## TASK MATERIAL
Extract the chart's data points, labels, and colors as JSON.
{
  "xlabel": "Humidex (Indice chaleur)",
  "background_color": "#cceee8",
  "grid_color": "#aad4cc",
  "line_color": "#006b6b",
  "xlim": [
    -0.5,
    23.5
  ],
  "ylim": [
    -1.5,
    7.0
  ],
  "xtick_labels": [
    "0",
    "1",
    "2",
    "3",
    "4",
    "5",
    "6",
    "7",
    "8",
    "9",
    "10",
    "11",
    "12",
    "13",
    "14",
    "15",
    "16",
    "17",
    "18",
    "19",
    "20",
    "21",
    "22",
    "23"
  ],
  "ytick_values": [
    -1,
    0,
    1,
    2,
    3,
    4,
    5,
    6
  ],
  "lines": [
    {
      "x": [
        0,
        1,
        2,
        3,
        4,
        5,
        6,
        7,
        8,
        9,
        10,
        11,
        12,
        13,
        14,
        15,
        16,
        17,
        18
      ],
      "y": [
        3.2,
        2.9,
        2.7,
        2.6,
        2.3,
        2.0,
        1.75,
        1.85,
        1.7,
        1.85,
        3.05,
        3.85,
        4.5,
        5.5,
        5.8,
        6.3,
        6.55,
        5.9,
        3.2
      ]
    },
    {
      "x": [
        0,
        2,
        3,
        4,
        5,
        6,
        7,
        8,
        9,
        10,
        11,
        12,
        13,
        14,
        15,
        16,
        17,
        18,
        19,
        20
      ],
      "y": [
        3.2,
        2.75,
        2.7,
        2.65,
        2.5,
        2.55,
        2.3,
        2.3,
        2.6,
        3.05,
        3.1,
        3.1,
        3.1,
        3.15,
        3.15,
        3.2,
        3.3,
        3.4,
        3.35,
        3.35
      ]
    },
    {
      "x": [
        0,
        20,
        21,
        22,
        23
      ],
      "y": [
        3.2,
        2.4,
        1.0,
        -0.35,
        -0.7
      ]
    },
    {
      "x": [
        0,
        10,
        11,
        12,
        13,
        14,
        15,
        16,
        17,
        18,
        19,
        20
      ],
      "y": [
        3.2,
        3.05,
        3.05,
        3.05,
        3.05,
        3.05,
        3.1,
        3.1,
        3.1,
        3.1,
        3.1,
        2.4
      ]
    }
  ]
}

## PROBLEM TO SOLVE
Write down all the entries again without a single difference.

## TASK RESPONSE
Extract the chart's data points, labels, and colors as JSON.
{
  "xlabel": "Humidex (Indice chaleur)",
  "background_color": "#cceee8",
  "grid_color": "#aad4cc",
  "line_color": "#006b6b",
  "xlim": [
    -0.5,
    23.5
  ],
  "ylim": [
    -1.5,
    7.0
  ],
  "xtick_labels": [
    "0",
    "1",
    "2",
    "3",
    "4",
    "5",
    "6",
    "7",
    "8",
    "9",
    "10",
    "11",
    "12",
    "13",
    "14",
    "15",
    "16",
    "17",
    "18",
    "19",
    "20",
    "21",
    "22",
    "23"
  ],
  "ytick_values": [
    -1,
    0,
    1,
    2,
    3,
    4,
    5,
    6
  ],
  "lines": [
    {
      "x": [
        0,
        1,
        2,
        3,
        4,
        5,
        6,
        7,
        8,
        9,
        10,
        11,
        12,
        13,
        14,
        15,
        16,
        17,
        18
      ],
      "y": [
        3.2,
        2.9,
        2.7,
        2.6,
        2.3,
        2.0,
        1.75,
        1.85,
        1.7,
        1.85,
        3.05,
        3.85,
        4.5,
        5.5,
        5.8,
        6.3,
        6.55,
        5.9,
        3.2
      ]
    },
    {
      "x": [
        0,
        2,
        3,
        4,
        5,
        6,
        7,
        8,
        9,
        10,
        11,
        12,
        13,
        14,
        15,
        16,
        17,
        18,
        19,
        20
      ],
      "y": [
        3.2,
        2.75,
        2.7,
        2.65,
        2.5,
        2.55,
        2.3,
        2.3,
        2.6,
        3.05,
        3.1,
        3.1,
        3.1,
        3.15,
        3.15,
        3.2,
        3.3,
        3.4,
        3.35,
        3.35
      ]
    },
    {
      "x": [
        0,
        20,
        21,
        22,
        23
      ],
      "y": [
        3.2,
        2.4,
        1.0,
        -0.35,
        -0.7
      ]
    },
    {
      "x": [
        0,
        10,
        11,
        12,
        13,
        14,
        15,
        16,
        17,
        18,
        19,
        20
      ],
      "y": [
        3.2,
        3.05,
        3.05,
        3.05,
        3.05,
        3.05,
        3.1,
        3.1,
        3.1,
        3.1,
        3.1,
        2.4
      ]
    }
  ]
}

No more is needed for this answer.